> [Written request] Search the data for the word "content". Reproduce every line where it is found.
[START Input]
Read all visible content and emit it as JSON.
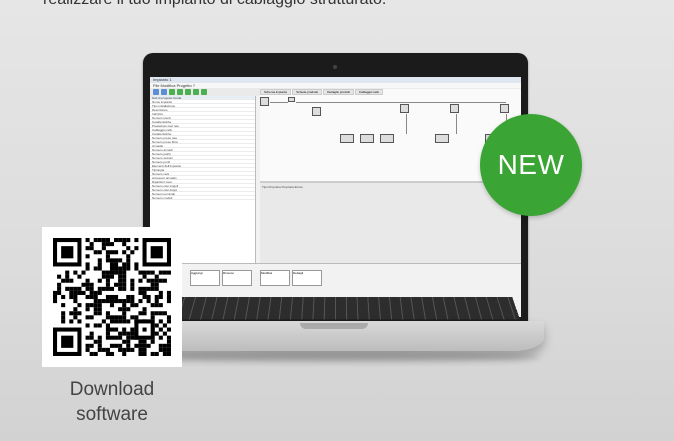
{
  "header": {
    "text": "realizzare il tuo impianto di cablaggio strutturato."
  },
  "software": {
    "title": "Impianto 1",
    "menu": "File  Modifica  Progetto  ?",
    "tabs": [
      "Schema impianto",
      "Schede prodotto",
      "Dettaglio prodotti",
      "Cablaggio rack"
    ],
    "left_header": "Dati di progetto   Guida",
    "left_rows": [
      "Nome impianto",
      "Tipo installazione",
      "Descrizione",
      "Indirizzo",
      "Numero utenti",
      "Caratteristiche",
      "Prestazioni cavi rete",
      "Cablaggio rack",
      "Caratteristiche",
      "Numero prese rete",
      "Numero prese fibra",
      "Armadio",
      "Numero armadi",
      "Numero patch",
      "Numero sezioni",
      "Numero ponti",
      "Elementi dell'impianto",
      "Tipologia",
      "Numero rack",
      "Accessori armadio",
      "Ripartitori cavo",
      "Numero cavi singoli",
      "Numero cavi doppi",
      "Numero terminali",
      "Numero moduli"
    ],
    "lower_panel": "Tipo  Proprieta  Proprieta  Errore",
    "bottom_buttons": [
      "Aggiungi",
      "Rimuovi",
      "Modifica",
      "Dettagli"
    ]
  },
  "badge": {
    "label": "NEW",
    "color": "#3aa535"
  },
  "qr": {
    "caption_line1": "Download",
    "caption_line2": "software"
  }
}
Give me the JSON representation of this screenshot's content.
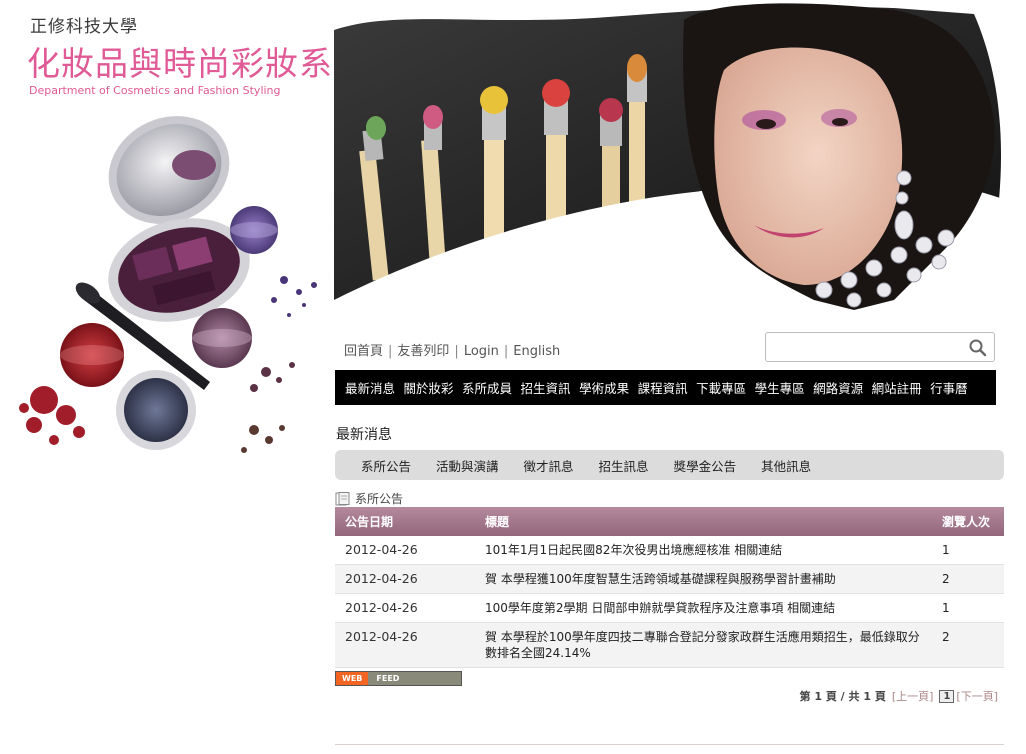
{
  "header": {
    "school_name": "正修科技大學",
    "department_zh": "化妝品與時尚彩妝系",
    "department_en": "Department  of Cosmetics and Fashion Styling"
  },
  "toplinks": {
    "home": "回首頁",
    "print": "友善列印",
    "login": "Login",
    "english": "English",
    "separator": "|"
  },
  "search": {
    "placeholder": "",
    "icon": "search-icon"
  },
  "nav": [
    "最新消息",
    "關於妝彩",
    "系所成員",
    "招生資訊",
    "學術成果",
    "課程資訊",
    "下載專區",
    "學生專區",
    "網路資源",
    "網站註冊",
    "行事曆"
  ],
  "news": {
    "title": "最新消息",
    "tabs": [
      "系所公告",
      "活動與演講",
      "徵才訊息",
      "招生訊息",
      "獎學金公告",
      "其他訊息"
    ],
    "caption": "系所公告",
    "columns": {
      "date": "公告日期",
      "title": "標題",
      "views": "瀏覽人次"
    },
    "rows": [
      {
        "date": "2012-04-26",
        "title": "101年1月1日起民國82年次役男出境應經核准 相關連結",
        "views": "1"
      },
      {
        "date": "2012-04-26",
        "title": "賀 本學程獲100年度智慧生活跨領域基礎課程與服務學習計畫補助",
        "views": "2"
      },
      {
        "date": "2012-04-26",
        "title": "100學年度第2學期 日間部申辦就學貸款程序及注意事項 相關連結",
        "views": "1"
      },
      {
        "date": "2012-04-26",
        "title": "賀 本學程於100學年度四技二專聯合登記分發家政群生活應用類招生，最低錄取分數排名全國24.14%",
        "views": "2"
      }
    ]
  },
  "feed": {
    "web": "WEB",
    "feed": "FEED"
  },
  "pager": {
    "summary": "第 1 頁 / 共 1 頁",
    "prev": "[上一頁]",
    "current": "1",
    "next": "[下一頁]"
  },
  "colors": {
    "brand_pink": "#e05a95",
    "nav_bg": "#000000",
    "table_header": "#a07488",
    "tab_bar": "#dcdcdc",
    "feed_orange": "#f26522"
  }
}
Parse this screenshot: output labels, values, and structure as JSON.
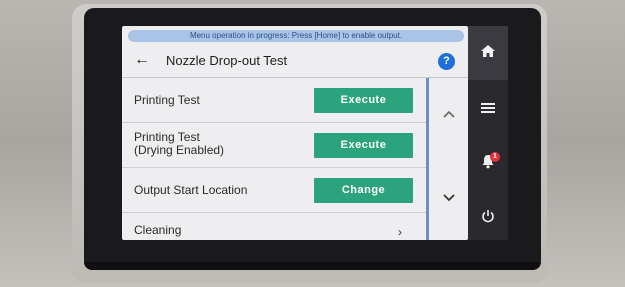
{
  "banner": {
    "text": "Menu operation in progress: Press [Home] to enable output."
  },
  "header": {
    "back_icon": "back-arrow-icon",
    "title": "Nozzle Drop-out Test",
    "help_icon": "help-icon"
  },
  "rows": [
    {
      "label": "Printing Test",
      "action": "Execute"
    },
    {
      "label_line1": "Printing Test",
      "label_line2": "(Drying Enabled)",
      "action": "Execute"
    },
    {
      "label": "Output Start Location",
      "action": "Change"
    },
    {
      "label": "Cleaning",
      "action_icon": "chevron-right-icon"
    }
  ],
  "sidebar": {
    "items": [
      {
        "icon": "home-icon"
      },
      {
        "icon": "menu-icon"
      },
      {
        "icon": "bell-icon",
        "badge": "1"
      },
      {
        "icon": "power-icon"
      }
    ]
  },
  "colors": {
    "action_button": "#2ba47d",
    "banner": "#a9c4e6",
    "help": "#1e6fd9",
    "badge": "#e0323b"
  }
}
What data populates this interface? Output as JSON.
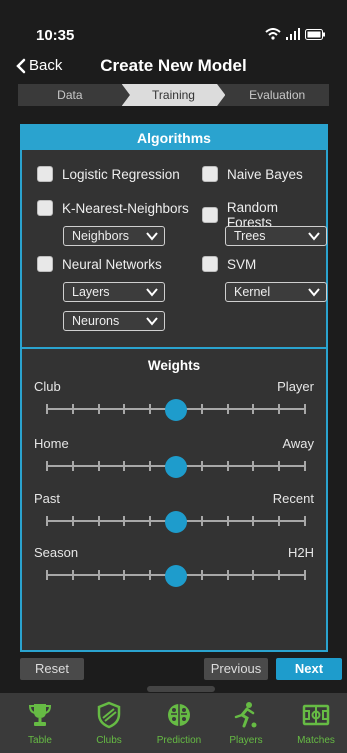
{
  "status": {
    "time": "10:35"
  },
  "header": {
    "back_label": "Back",
    "title": "Create New Model"
  },
  "steps": [
    {
      "label": "Data"
    },
    {
      "label": "Training"
    },
    {
      "label": "Evaluation"
    }
  ],
  "algorithms": {
    "title": "Algorithms",
    "items": [
      {
        "label": "Logistic Regression",
        "checked": false
      },
      {
        "label": "Naive Bayes",
        "checked": false
      },
      {
        "label": "K-Nearest-Neighbors",
        "checked": false
      },
      {
        "label": "Random Forests",
        "checked": false
      },
      {
        "label": "Neural Networks",
        "checked": false
      },
      {
        "label": "SVM",
        "checked": false
      }
    ],
    "dropdowns": {
      "neighbors": "Neighbors",
      "trees": "Trees",
      "layers": "Layers",
      "kernel": "Kernel",
      "neurons": "Neurons"
    }
  },
  "weights": {
    "title": "Weights",
    "sliders": [
      {
        "left": "Club",
        "right": "Player",
        "value": 0.5
      },
      {
        "left": "Home",
        "right": "Away",
        "value": 0.5
      },
      {
        "left": "Past",
        "right": "Recent",
        "value": 0.5
      },
      {
        "left": "Season",
        "right": "H2H",
        "value": 0.5
      }
    ]
  },
  "buttons": {
    "reset": "Reset",
    "previous": "Previous",
    "next": "Next"
  },
  "tabs": [
    {
      "label": "Table",
      "icon": "trophy-icon"
    },
    {
      "label": "Clubs",
      "icon": "shield-icon"
    },
    {
      "label": "Prediction",
      "icon": "brain-icon"
    },
    {
      "label": "Players",
      "icon": "player-kick-icon"
    },
    {
      "label": "Matches",
      "icon": "pitch-icon"
    }
  ],
  "colors": {
    "accent": "#2aa3cf",
    "tab_green": "#66bb44",
    "background": "#1c1c1c",
    "panel": "#333333"
  }
}
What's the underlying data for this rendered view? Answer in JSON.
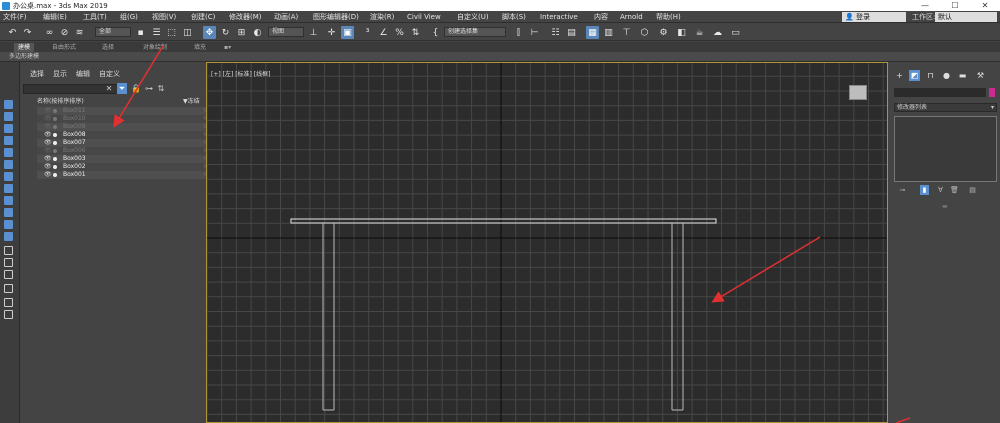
{
  "window": {
    "title": "办公桌.max - 3ds Max 2019",
    "controls": [
      "—",
      "☐",
      "✕"
    ]
  },
  "menu": {
    "items": [
      "文件(F)",
      "编辑(E)",
      "工具(T)",
      "组(G)",
      "视图(V)",
      "创建(C)",
      "修改器(M)",
      "动画(A)",
      "图形编辑器(D)",
      "渲染(R)",
      "Civil View",
      "自定义(U)",
      "脚本(S)",
      "Interactive",
      "内容",
      "Arnold",
      "帮助(H)"
    ],
    "login": "登录",
    "workspace_label": "工作区:",
    "workspace_value": "默认"
  },
  "toolbar": {
    "filter_value": "全部",
    "coord_value": "视图",
    "selection_set_value": "创建选择集"
  },
  "ribbon": {
    "tabs": [
      "建模",
      "自由形式",
      "选择",
      "对象绘制",
      "填充"
    ],
    "active_tab": "建模",
    "subtitle": "多边形建模"
  },
  "explorer": {
    "menu": [
      "选择",
      "显示",
      "编辑",
      "自定义"
    ],
    "column_name": "名称(按排序排序)",
    "column_freeze": "▼冻结",
    "rows": [
      {
        "name": "Box011",
        "visible": false
      },
      {
        "name": "Box010",
        "visible": false
      },
      {
        "name": "Box009",
        "visible": false
      },
      {
        "name": "Box008",
        "visible": true
      },
      {
        "name": "Box007",
        "visible": true
      },
      {
        "name": "Box006",
        "visible": false
      },
      {
        "name": "Box003",
        "visible": true
      },
      {
        "name": "Box002",
        "visible": true
      },
      {
        "name": "Box001",
        "visible": true
      }
    ]
  },
  "viewport": {
    "label": "[+] [左] [标准] [线框]",
    "frame_color": "#b0943a"
  },
  "command_panel": {
    "modifier_list": "修改器列表",
    "object_color": "#cf2a8f"
  },
  "annotations": {
    "arrow_color": "#e03030"
  }
}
[END Input]
> [Answer to this exercise]
Read all visible content and emit it as JSON.
Give me the JSON representation of this screenshot's content.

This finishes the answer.